--- BEGIN ---

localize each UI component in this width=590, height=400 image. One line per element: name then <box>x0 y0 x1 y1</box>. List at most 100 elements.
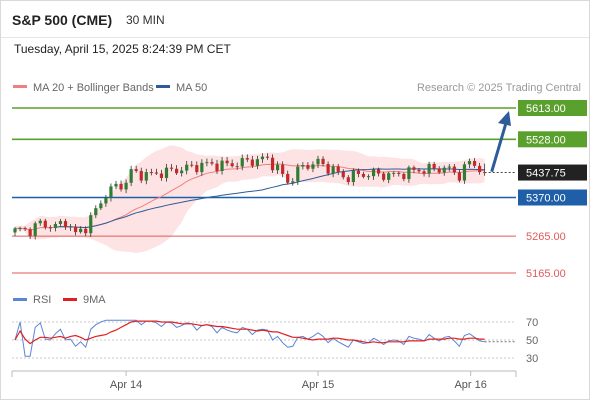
candle-body <box>210 162 214 164</box>
rsi-tick-2: 30 <box>526 353 538 365</box>
last-price-tag <box>518 164 587 181</box>
candle-body <box>265 156 270 158</box>
candle-body <box>109 186 113 198</box>
candle-body <box>48 227 52 229</box>
projection-arrow-layer <box>490 110 511 173</box>
ma9-legend-label: 9MA <box>83 294 106 306</box>
candle-body <box>129 169 133 183</box>
candle-body <box>270 157 275 171</box>
candle-body <box>427 163 431 174</box>
candle-body <box>402 173 406 180</box>
candle-body <box>195 165 199 173</box>
rsi-line <box>14 319 485 357</box>
candle-body <box>442 167 446 173</box>
level-label-1: 5528.00 <box>526 134 566 146</box>
x-axis: Apr 14 Apr 15 Apr 16 <box>11 371 517 391</box>
candle-body <box>144 172 148 181</box>
candle-body <box>321 158 325 164</box>
candle-body <box>159 173 164 178</box>
candle-body <box>99 203 103 209</box>
bollinger-band-layer <box>15 145 485 253</box>
candle-body <box>94 208 98 216</box>
candle-body <box>23 228 27 230</box>
candle-body <box>296 166 300 182</box>
candle-body <box>43 220 47 228</box>
candle-body <box>53 224 57 229</box>
candle-body <box>124 182 128 190</box>
candle-body <box>18 228 22 230</box>
candlestick-layer <box>13 153 487 240</box>
candle-body <box>169 167 174 169</box>
interval-label: 30 MIN <box>126 13 165 27</box>
candle-body <box>387 173 391 180</box>
candle-body <box>74 226 78 233</box>
candle-body <box>250 159 254 166</box>
candle-body <box>316 158 320 165</box>
candle-body <box>89 215 93 234</box>
candle-body <box>230 163 234 167</box>
candle-body <box>311 164 315 169</box>
candle-body <box>432 163 436 169</box>
x-tick-label-0: Apr 14 <box>110 379 142 391</box>
projection-arrow-head <box>498 110 511 126</box>
ma20-legend-label: MA 20 + Bollinger Bands <box>33 82 154 94</box>
candle-body <box>175 168 179 174</box>
chart-header: S&P 500 (CME) 30 MIN <box>1 1 589 38</box>
candle-body <box>412 167 416 170</box>
candle-body <box>200 162 204 173</box>
candle-body <box>483 172 487 174</box>
level-label-0: 5613.00 <box>526 103 566 115</box>
candle-body <box>63 221 68 228</box>
candle-body <box>215 163 219 171</box>
level-tag-2 <box>518 189 587 206</box>
candle-body <box>407 167 411 180</box>
level-tag-1 <box>518 131 587 148</box>
rsi-layer: 70 50 30 <box>12 317 538 365</box>
candle-body <box>276 164 280 171</box>
candle-body <box>58 221 63 225</box>
candle-body <box>291 181 295 183</box>
candle-body <box>260 156 265 160</box>
candle-body <box>119 183 123 190</box>
candle-body <box>382 173 386 180</box>
ma20-legend-swatch <box>13 85 27 88</box>
candle-body <box>38 220 42 224</box>
rsi-legend-label: RSI <box>33 294 51 306</box>
candle-body <box>139 170 143 181</box>
candle-body <box>114 183 118 187</box>
rsi-tick-1: 50 <box>526 335 538 347</box>
candle-body <box>149 172 153 174</box>
candle-body <box>68 226 73 228</box>
candle-body <box>457 172 461 181</box>
candle-body <box>104 197 108 204</box>
ma9-line <box>14 320 485 345</box>
ma9-legend-swatch <box>63 298 77 301</box>
candle-body <box>190 164 194 166</box>
candle-body <box>225 160 229 164</box>
level-label-3: 5265.00 <box>526 231 566 243</box>
level-lines <box>12 107 516 274</box>
candle-body <box>478 165 482 173</box>
candle-body <box>437 168 441 173</box>
symbol-title: S&P 500 (CME) <box>12 12 113 28</box>
candle-body <box>306 165 310 169</box>
projection-arrow-shaft <box>490 122 508 173</box>
candle-body <box>356 170 360 174</box>
candle-body <box>452 166 456 173</box>
level-label-4: 5165.00 <box>526 268 566 280</box>
credit-label: Research © 2025 Trading Central <box>417 82 581 94</box>
candle-body <box>235 166 239 168</box>
candle-body <box>164 167 169 178</box>
candle-body <box>462 164 467 181</box>
candle-body <box>255 159 259 166</box>
candle-body <box>371 169 376 177</box>
candle-body <box>366 176 371 178</box>
rsi-legend-swatch <box>13 298 27 301</box>
last-price-label: 5437.75 <box>526 168 566 180</box>
ma50-legend-label: MA 50 <box>176 82 207 94</box>
candle-body <box>422 171 426 174</box>
candle-body <box>377 169 381 174</box>
candle-body <box>346 177 350 183</box>
candle-body <box>220 160 224 171</box>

--- END ---

**The problem:**
Count the lines in the listing above that contain the string "last", where case must match exactly. Reply with the number alone.

**Task response:**
2